## Aim
Express every line of the material below as a JSON list of strings, one string per line, leaving out any blank lines.
## Begin Dataset extract
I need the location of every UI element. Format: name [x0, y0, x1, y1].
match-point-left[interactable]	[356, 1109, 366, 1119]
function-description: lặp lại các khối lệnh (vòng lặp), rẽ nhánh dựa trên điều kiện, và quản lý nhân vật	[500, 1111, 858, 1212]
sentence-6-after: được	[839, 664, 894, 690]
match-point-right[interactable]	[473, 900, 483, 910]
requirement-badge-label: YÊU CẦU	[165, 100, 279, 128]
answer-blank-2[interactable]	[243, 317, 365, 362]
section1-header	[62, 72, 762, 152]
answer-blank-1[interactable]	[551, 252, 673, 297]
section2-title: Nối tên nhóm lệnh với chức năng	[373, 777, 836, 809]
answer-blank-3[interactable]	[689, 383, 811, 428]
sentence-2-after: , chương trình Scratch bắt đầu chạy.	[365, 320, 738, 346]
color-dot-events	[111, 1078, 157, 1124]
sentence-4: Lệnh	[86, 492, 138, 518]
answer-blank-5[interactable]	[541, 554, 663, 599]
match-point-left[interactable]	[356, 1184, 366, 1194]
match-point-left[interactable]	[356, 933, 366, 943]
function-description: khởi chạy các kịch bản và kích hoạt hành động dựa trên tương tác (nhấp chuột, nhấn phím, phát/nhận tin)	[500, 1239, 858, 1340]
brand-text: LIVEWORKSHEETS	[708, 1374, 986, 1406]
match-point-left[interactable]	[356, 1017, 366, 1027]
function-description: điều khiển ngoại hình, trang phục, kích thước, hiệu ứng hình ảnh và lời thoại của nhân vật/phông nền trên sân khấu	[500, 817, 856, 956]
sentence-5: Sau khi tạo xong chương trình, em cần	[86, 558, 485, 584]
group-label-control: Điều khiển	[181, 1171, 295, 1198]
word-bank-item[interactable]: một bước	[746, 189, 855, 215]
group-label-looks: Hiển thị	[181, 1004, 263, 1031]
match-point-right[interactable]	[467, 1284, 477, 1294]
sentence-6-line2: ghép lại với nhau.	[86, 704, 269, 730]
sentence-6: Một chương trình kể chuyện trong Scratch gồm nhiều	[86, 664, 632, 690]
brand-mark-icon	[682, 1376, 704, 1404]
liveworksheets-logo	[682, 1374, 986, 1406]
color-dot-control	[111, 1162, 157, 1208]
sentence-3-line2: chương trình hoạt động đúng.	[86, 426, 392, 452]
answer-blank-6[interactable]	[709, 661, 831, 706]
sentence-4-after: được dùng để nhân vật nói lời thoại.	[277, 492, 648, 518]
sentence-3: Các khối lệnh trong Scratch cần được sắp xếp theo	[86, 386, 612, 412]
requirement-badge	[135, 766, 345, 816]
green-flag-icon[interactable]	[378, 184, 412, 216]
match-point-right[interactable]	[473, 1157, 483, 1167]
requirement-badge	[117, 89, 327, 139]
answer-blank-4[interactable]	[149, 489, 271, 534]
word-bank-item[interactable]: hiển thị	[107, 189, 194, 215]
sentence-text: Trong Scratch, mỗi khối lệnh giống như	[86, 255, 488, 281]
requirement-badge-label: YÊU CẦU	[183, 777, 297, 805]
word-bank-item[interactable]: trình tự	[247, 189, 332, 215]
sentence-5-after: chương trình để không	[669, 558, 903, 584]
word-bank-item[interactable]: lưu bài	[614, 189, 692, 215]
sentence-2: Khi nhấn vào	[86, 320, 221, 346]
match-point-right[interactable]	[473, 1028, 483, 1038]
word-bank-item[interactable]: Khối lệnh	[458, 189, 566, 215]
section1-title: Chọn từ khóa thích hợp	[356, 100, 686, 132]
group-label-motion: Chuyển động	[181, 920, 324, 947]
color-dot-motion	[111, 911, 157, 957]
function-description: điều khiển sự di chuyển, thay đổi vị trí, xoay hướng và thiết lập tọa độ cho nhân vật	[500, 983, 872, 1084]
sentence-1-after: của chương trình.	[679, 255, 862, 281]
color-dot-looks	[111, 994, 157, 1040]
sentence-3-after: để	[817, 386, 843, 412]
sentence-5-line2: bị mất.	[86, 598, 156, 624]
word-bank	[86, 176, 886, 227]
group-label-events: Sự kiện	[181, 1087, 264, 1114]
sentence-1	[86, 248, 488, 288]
## End Dataset extract
## Answer for this exercise
[
  "I need the location of every UI element. Format: name [x0, y0, x1, y1].",
  "match-point-left[interactable]\t[356, 1109, 366, 1119]",
  "function-description: lặp lại các khối lệnh (vòng lặp), rẽ nhánh dựa trên điều kiện, và quản lý nhân vật\t[500, 1111, 858, 1212]",
  "sentence-6-after: được\t[839, 664, 894, 690]",
  "match-point-right[interactable]\t[473, 900, 483, 910]",
  "requirement-badge-label: YÊU CẦU\t[165, 100, 279, 128]",
  "answer-blank-2[interactable]\t[243, 317, 365, 362]",
  "section1-header\t[62, 72, 762, 152]",
  "answer-blank-1[interactable]\t[551, 252, 673, 297]",
  "section2-title: Nối tên nhóm lệnh với chức năng\t[373, 777, 836, 809]",
  "answer-blank-3[interactable]\t[689, 383, 811, 428]",
  "sentence-2-after: , chương trình Scratch bắt đầu chạy.\t[365, 320, 738, 346]",
  "color-dot-events\t[111, 1078, 157, 1124]",
  "sentence-4: Lệnh\t[86, 492, 138, 518]",
  "answer-blank-5[interactable]\t[541, 554, 663, 599]",
  "match-point-left[interactable]\t[356, 1184, 366, 1194]",
  "match-point-left[interactable]\t[356, 933, 366, 943]",
  "function-description: khởi chạy các kịch bản và kích hoạt hành động dựa trên tương tác (nhấp chuột, nhấn phím, phát/nhận tin)\t[500, 1239, 858, 1340]",
  "brand-text: LIVEWORKSHEETS\t[708, 1374, 986, 1406]",
  "match-point-left[interactable]\t[356, 1017, 366, 1027]",
  "function-description: điều khiển ngoại hình, trang phục, kích thước, hiệu ứng hình ảnh và lời thoại của nhân vật/phông nền trên sân khấu\t[500, 817, 856, 956]",
  "sentence-5: Sau khi tạo xong chương trình, em cần\t[86, 558, 485, 584]",
  "group-label-control: Điều khiển\t[181, 1171, 295, 1198]",
  "word-bank-item[interactable]: một bước\t[746, 189, 855, 215]",
  "group-label-looks: Hiển thị\t[181, 1004, 263, 1031]",
  "match-point-right[interactable]\t[467, 1284, 477, 1294]",
  "sentence-6-line2: ghép lại với nhau.\t[86, 704, 269, 730]",
  "sentence-6: Một chương trình kể chuyện trong Scratch gồm nhiều\t[86, 664, 632, 690]",
  "brand-mark-icon\t[682, 1376, 704, 1404]",
  "liveworksheets-logo\t[682, 1374, 986, 1406]",
  "color-dot-control\t[111, 1162, 157, 1208]",
  "sentence-3-line2: chương trình hoạt động đúng.\t[86, 426, 392, 452]",
  "answer-blank-6[interactable]\t[709, 661, 831, 706]",
  "sentence-4-after: được dùng để nhân vật nói lời thoại.\t[277, 492, 648, 518]",
  "sentence-3: Các khối lệnh trong Scratch cần được sắp xếp theo\t[86, 386, 612, 412]",
  "requirement-badge\t[135, 766, 345, 816]",
  "green-flag-icon[interactable]\t[378, 184, 412, 216]",
  "match-point-right[interactable]\t[473, 1157, 483, 1167]",
  "requirement-badge\t[117, 89, 327, 139]",
  "answer-blank-4[interactable]\t[149, 489, 271, 534]",
  "word-bank-item[interactable]: hiển thị\t[107, 189, 194, 215]",
  "sentence-text: Trong Scratch, mỗi khối lệnh giống như\t[86, 255, 488, 281]",
  "requirement-badge-label: YÊU CẦU\t[183, 777, 297, 805]",
  "word-bank-item[interactable]: trình tự\t[247, 189, 332, 215]",
  "sentence-5-after: chương trình để không\t[669, 558, 903, 584]",
  "word-bank-item[interactable]: lưu bài\t[614, 189, 692, 215]",
  "sentence-2: Khi nhấn vào\t[86, 320, 221, 346]",
  "match-point-right[interactable]\t[473, 1028, 483, 1038]",
  "word-bank-item[interactable]: Khối lệnh\t[458, 189, 566, 215]",
  "section1-title: Chọn từ khóa thích hợp\t[356, 100, 686, 132]",
  "group-label-motion: Chuyển động\t[181, 920, 324, 947]",
  "color-dot-motion\t[111, 911, 157, 957]",
  "function-description: điều khiển sự di chuyển, thay đổi vị trí, xoay hướng và thiết lập tọa độ cho nhân vật\t[500, 983, 872, 1084]",
  "sentence-1-after: của chương trình.\t[679, 255, 862, 281]",
  "color-dot-looks\t[111, 994, 157, 1040]",
  "sentence-3-after: để\t[817, 386, 843, 412]",
  "sentence-5-line2: bị mất.\t[86, 598, 156, 624]",
  "word-bank\t[86, 176, 886, 227]",
  "group-label-events: Sự kiện\t[181, 1087, 264, 1114]",
  "sentence-1\t[86, 248, 488, 288]"
]